The task: Track down each line that has the word "lambda" and copy it.

[Records that describe figures]
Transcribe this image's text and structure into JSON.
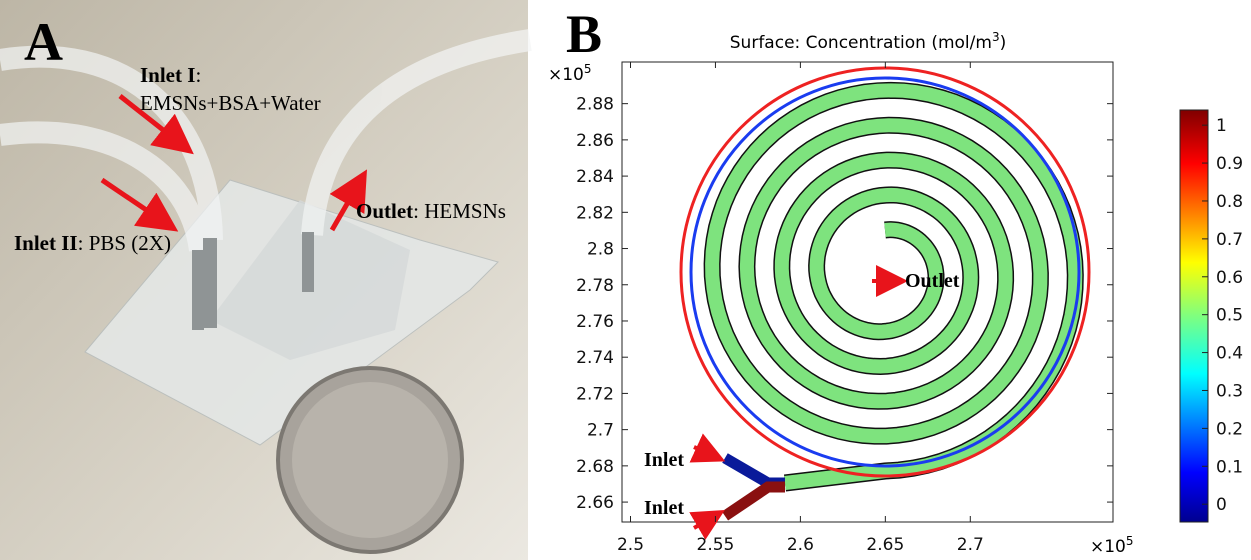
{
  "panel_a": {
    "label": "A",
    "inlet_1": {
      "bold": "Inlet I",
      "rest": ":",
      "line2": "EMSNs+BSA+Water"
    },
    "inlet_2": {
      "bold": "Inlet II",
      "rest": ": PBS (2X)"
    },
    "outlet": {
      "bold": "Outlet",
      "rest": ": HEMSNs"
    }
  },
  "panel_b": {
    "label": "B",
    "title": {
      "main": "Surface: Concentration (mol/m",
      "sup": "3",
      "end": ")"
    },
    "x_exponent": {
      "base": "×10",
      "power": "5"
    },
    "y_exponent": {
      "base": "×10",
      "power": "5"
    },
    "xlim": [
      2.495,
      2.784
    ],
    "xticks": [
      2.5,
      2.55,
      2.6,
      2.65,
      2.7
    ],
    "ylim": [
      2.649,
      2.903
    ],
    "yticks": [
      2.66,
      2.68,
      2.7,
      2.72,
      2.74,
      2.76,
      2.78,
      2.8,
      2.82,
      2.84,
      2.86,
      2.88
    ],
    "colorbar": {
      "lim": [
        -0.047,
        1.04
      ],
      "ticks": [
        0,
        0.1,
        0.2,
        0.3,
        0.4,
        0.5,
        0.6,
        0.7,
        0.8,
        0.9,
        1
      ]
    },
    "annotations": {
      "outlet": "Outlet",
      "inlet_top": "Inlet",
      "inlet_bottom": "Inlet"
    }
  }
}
---
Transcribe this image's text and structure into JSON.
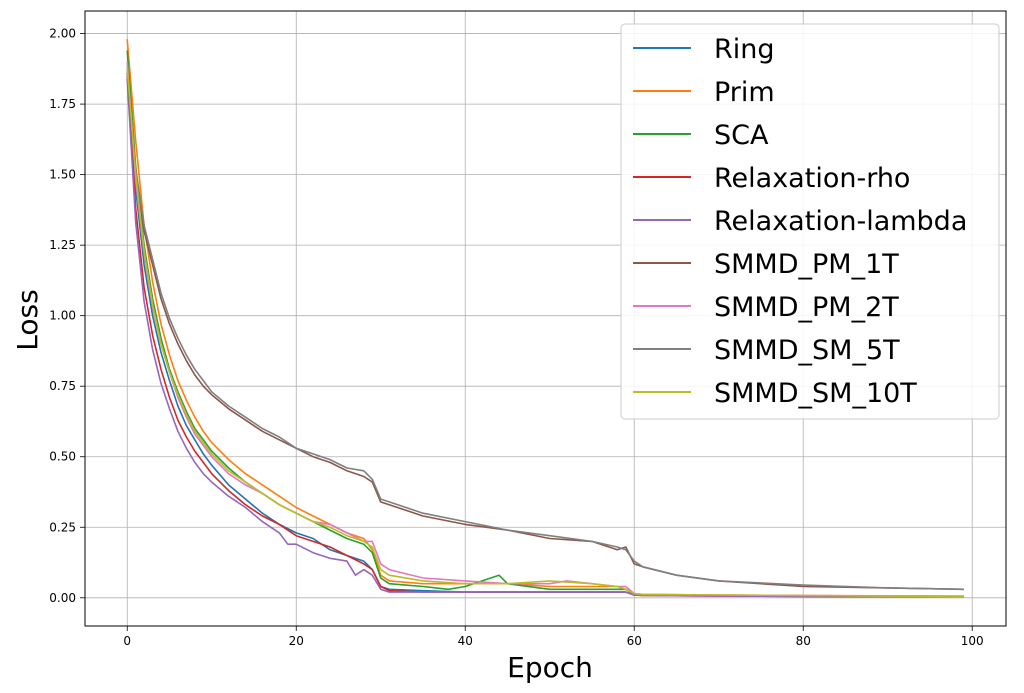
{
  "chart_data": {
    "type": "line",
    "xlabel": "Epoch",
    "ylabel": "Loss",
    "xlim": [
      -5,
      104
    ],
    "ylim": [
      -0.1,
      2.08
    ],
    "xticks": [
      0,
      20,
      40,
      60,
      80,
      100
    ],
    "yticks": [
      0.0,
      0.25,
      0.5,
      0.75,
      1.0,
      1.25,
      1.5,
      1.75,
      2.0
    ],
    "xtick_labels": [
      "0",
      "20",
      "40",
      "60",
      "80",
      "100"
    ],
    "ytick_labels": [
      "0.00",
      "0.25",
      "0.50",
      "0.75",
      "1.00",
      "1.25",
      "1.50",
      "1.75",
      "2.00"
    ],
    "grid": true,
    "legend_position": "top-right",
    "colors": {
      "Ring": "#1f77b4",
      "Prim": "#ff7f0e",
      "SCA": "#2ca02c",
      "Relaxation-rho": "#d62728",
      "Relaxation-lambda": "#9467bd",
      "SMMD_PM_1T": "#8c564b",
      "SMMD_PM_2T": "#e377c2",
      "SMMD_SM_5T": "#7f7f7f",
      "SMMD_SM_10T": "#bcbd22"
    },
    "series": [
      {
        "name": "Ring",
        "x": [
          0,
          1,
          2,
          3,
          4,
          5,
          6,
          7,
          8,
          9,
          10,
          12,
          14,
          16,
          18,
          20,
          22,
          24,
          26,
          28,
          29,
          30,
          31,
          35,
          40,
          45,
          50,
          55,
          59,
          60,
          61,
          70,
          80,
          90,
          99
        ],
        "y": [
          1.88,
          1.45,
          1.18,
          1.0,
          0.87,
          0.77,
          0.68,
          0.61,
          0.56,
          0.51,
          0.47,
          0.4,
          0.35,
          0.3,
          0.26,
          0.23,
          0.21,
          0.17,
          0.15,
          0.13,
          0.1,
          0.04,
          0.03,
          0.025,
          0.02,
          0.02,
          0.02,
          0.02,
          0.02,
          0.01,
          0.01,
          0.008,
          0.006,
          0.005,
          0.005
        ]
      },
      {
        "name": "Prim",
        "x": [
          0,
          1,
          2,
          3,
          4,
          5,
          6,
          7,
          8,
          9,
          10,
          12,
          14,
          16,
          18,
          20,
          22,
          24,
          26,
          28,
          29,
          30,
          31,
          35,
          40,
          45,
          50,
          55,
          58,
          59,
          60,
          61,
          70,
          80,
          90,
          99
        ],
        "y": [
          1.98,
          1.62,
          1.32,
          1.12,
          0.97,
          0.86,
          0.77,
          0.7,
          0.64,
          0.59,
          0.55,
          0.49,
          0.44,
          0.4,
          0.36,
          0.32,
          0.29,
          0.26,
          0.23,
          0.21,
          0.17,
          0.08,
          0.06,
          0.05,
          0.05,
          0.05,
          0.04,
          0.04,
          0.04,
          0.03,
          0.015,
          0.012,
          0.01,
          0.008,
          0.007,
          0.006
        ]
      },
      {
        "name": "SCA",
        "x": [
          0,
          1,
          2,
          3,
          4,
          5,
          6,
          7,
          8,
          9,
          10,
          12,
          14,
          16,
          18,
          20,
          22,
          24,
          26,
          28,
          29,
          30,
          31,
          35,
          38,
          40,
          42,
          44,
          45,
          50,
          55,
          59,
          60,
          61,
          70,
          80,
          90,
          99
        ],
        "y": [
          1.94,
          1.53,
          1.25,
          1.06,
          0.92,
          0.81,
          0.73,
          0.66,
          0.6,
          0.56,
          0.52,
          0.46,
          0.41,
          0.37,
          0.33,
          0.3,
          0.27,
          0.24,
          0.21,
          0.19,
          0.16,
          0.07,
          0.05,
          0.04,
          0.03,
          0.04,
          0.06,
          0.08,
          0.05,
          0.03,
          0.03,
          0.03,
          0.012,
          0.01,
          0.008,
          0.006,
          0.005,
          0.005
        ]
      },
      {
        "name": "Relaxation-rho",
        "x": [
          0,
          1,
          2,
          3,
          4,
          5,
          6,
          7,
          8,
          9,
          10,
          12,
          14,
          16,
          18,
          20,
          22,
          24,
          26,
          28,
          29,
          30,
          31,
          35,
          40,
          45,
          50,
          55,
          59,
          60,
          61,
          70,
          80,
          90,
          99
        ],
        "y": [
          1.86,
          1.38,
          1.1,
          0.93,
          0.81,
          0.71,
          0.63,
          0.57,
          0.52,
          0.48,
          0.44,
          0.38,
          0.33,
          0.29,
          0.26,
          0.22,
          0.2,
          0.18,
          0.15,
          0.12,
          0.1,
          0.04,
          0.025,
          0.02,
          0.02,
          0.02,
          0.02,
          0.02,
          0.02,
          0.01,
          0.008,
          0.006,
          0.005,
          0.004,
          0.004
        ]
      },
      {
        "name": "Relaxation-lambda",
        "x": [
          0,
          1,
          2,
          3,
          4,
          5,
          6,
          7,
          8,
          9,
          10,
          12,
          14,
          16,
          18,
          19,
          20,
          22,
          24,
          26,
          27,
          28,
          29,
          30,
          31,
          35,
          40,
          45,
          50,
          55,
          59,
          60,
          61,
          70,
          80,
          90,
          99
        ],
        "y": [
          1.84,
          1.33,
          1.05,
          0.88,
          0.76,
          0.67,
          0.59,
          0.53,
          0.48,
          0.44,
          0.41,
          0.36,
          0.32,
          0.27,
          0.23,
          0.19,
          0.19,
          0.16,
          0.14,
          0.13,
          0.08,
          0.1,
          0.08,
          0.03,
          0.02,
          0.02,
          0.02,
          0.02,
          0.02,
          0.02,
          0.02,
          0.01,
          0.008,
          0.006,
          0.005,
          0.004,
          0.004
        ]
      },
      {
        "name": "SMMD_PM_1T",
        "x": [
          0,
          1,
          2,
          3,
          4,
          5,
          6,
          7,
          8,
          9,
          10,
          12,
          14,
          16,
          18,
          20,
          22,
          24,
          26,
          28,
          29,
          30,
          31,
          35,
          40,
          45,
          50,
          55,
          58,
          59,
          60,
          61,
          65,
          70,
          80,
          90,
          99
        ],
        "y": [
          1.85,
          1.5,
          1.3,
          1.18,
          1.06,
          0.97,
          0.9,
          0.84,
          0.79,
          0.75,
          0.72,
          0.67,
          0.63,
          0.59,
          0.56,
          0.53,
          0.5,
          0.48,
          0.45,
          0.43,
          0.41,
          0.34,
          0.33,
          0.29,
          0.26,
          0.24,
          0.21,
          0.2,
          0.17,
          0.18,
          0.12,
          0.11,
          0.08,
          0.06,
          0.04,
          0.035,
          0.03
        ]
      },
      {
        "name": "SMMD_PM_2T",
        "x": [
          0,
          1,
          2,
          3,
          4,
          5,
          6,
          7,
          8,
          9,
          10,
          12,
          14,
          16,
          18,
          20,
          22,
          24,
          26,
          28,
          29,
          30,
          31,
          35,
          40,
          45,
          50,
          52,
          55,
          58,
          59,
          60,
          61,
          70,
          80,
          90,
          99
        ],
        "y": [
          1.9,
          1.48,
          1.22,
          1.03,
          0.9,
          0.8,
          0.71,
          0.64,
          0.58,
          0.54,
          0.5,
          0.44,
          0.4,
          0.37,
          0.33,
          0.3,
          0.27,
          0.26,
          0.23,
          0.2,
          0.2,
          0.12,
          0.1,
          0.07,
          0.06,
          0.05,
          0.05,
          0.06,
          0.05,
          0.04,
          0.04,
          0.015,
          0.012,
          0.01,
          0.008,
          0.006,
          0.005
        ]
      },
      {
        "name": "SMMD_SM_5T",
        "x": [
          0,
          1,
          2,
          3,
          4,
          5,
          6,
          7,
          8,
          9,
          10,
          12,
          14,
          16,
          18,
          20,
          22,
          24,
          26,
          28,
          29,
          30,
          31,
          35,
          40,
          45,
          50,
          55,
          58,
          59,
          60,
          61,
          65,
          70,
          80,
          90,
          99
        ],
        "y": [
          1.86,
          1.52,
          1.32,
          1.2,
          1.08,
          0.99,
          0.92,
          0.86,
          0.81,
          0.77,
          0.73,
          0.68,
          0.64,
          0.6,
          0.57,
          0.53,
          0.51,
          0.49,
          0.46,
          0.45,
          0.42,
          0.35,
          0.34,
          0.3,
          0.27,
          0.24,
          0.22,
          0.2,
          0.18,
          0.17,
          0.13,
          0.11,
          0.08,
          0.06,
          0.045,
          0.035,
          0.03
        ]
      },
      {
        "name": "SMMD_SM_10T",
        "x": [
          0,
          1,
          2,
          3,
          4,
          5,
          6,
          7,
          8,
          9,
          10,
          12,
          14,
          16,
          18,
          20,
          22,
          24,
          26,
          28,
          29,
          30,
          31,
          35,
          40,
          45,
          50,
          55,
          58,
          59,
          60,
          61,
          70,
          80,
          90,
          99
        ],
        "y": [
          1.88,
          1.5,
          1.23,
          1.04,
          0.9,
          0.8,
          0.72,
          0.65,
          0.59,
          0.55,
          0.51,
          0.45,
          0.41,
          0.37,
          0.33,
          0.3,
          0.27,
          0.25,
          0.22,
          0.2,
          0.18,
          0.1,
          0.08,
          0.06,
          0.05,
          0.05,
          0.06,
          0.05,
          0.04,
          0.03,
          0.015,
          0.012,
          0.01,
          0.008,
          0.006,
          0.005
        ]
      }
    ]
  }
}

Response below:
      "Relaxation-lambda": "#9467bd",
        "name": "Relaxation-lambda",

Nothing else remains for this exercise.